# SHORT TASK
Single out each line with the word "this" and copy it.

# RECORDS PROVIDED
BEGIN
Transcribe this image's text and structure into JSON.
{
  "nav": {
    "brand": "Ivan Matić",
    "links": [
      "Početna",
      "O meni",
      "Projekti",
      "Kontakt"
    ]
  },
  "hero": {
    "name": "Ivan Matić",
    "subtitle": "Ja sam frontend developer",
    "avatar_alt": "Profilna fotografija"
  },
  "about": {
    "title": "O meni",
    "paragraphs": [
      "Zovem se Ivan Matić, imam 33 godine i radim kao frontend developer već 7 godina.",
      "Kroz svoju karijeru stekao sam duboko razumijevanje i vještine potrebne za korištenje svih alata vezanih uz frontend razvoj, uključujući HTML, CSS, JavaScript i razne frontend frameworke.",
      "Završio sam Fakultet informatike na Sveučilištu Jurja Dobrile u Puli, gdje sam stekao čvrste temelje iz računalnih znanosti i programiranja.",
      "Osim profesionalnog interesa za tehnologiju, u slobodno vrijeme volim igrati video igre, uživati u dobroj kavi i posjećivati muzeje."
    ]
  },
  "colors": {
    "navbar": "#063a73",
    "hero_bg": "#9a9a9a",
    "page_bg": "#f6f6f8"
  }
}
END
BEGIN
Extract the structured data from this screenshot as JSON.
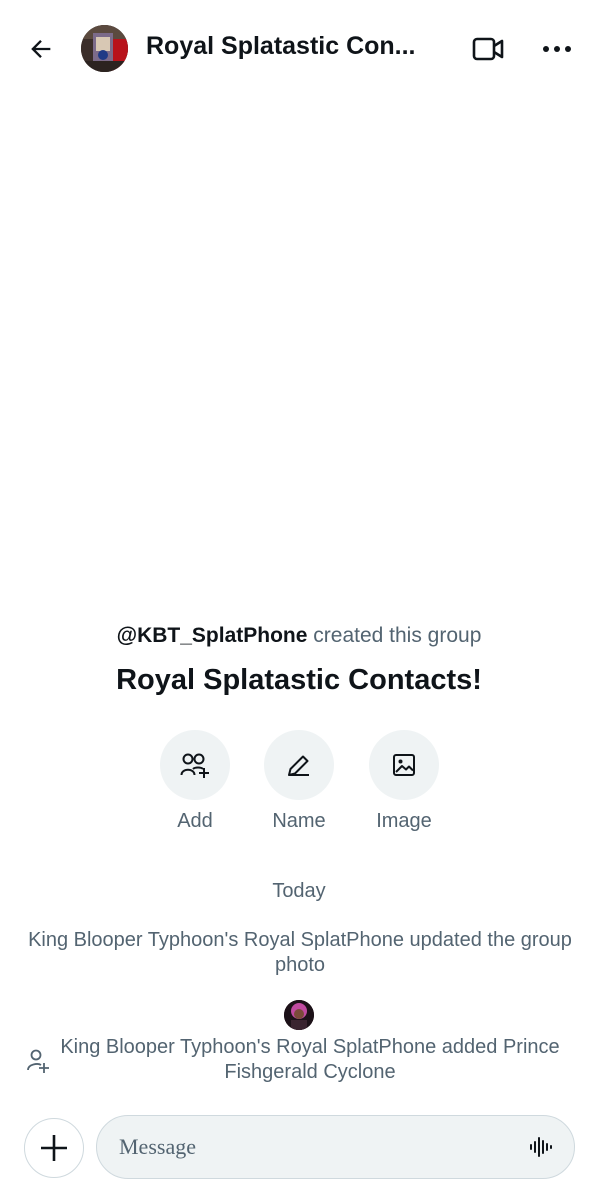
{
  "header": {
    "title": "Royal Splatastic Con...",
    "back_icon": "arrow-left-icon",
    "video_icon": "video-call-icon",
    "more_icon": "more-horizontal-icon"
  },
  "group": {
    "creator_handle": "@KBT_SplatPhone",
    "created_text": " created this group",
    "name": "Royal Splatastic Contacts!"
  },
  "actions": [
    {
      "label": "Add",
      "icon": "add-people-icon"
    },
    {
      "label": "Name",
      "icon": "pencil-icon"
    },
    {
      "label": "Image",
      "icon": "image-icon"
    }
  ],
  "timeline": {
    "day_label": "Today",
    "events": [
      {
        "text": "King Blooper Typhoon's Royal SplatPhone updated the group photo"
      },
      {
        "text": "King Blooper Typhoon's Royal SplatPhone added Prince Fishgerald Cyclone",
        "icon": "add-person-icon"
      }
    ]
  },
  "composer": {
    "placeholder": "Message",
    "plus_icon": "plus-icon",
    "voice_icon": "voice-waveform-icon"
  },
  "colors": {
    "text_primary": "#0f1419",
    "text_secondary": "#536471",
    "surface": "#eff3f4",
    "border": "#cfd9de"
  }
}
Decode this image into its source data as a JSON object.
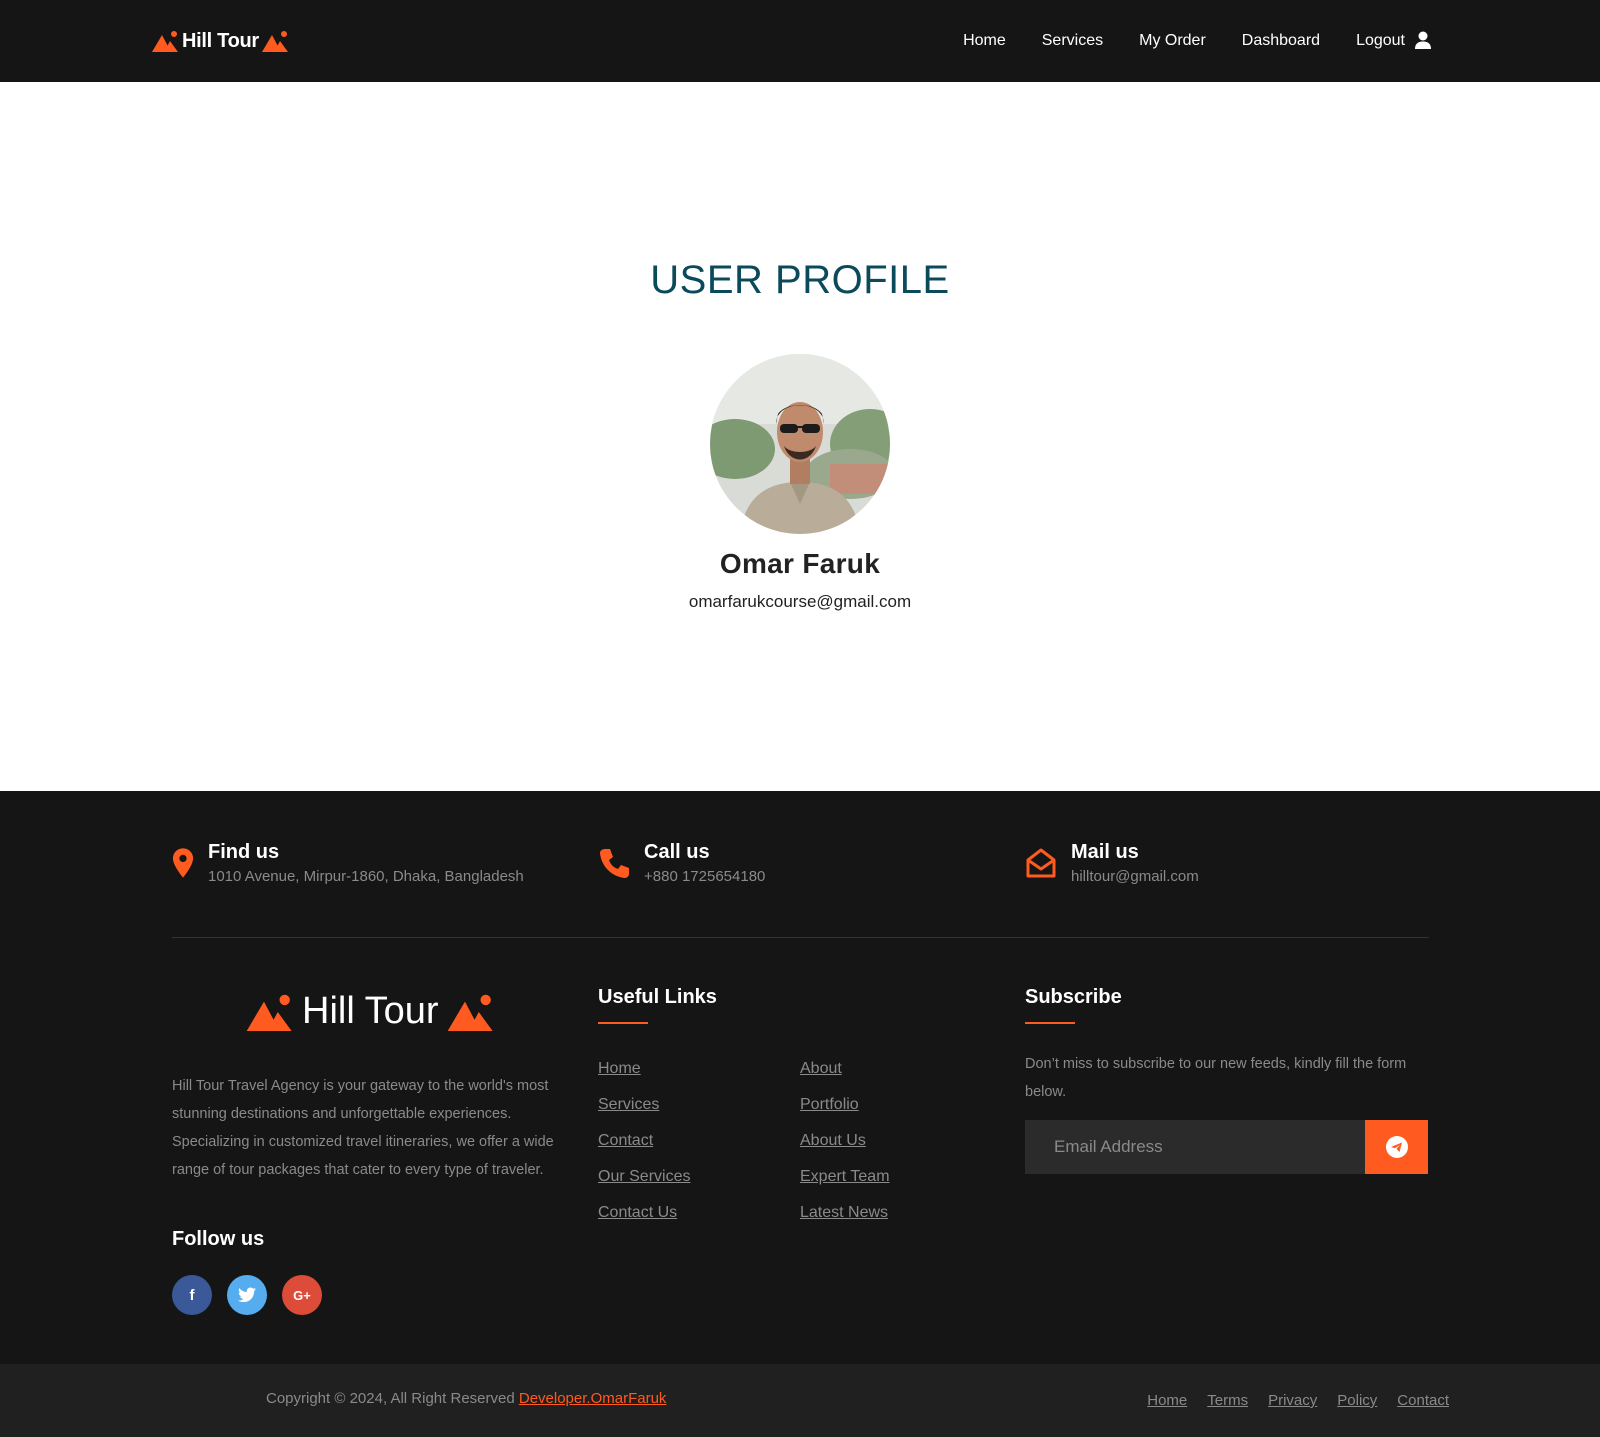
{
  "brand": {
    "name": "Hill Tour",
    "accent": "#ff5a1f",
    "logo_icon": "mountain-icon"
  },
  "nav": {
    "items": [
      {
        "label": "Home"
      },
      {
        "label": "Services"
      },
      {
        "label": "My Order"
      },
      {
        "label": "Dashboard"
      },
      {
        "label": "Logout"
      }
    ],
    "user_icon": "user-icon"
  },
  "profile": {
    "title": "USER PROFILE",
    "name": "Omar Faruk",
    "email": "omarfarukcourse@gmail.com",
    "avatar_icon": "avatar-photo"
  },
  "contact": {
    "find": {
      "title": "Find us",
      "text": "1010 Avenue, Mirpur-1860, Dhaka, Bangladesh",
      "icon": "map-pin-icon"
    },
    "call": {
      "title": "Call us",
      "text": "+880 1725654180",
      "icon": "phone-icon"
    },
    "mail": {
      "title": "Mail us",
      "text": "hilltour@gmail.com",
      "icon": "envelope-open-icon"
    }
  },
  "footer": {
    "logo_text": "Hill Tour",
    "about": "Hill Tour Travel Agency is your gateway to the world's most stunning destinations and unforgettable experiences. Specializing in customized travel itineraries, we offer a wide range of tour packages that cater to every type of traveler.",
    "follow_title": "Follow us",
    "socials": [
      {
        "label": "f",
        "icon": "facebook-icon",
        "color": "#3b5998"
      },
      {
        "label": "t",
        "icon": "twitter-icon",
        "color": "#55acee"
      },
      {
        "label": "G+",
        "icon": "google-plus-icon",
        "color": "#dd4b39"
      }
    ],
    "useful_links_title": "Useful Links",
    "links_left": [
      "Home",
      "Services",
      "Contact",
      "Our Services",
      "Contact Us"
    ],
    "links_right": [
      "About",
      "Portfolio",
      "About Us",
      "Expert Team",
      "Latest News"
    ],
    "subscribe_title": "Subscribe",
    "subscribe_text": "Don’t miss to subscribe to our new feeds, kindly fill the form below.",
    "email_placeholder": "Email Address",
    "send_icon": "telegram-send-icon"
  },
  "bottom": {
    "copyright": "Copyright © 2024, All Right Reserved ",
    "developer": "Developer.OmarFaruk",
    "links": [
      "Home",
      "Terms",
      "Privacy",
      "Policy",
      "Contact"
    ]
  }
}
END
# FULL OUTPUT
Transcribe this image's text and structure into JSON.
Extract the structured data from this screenshot as JSON.
    "created_text": " created this group",
Decode this image into its source data as a JSON object.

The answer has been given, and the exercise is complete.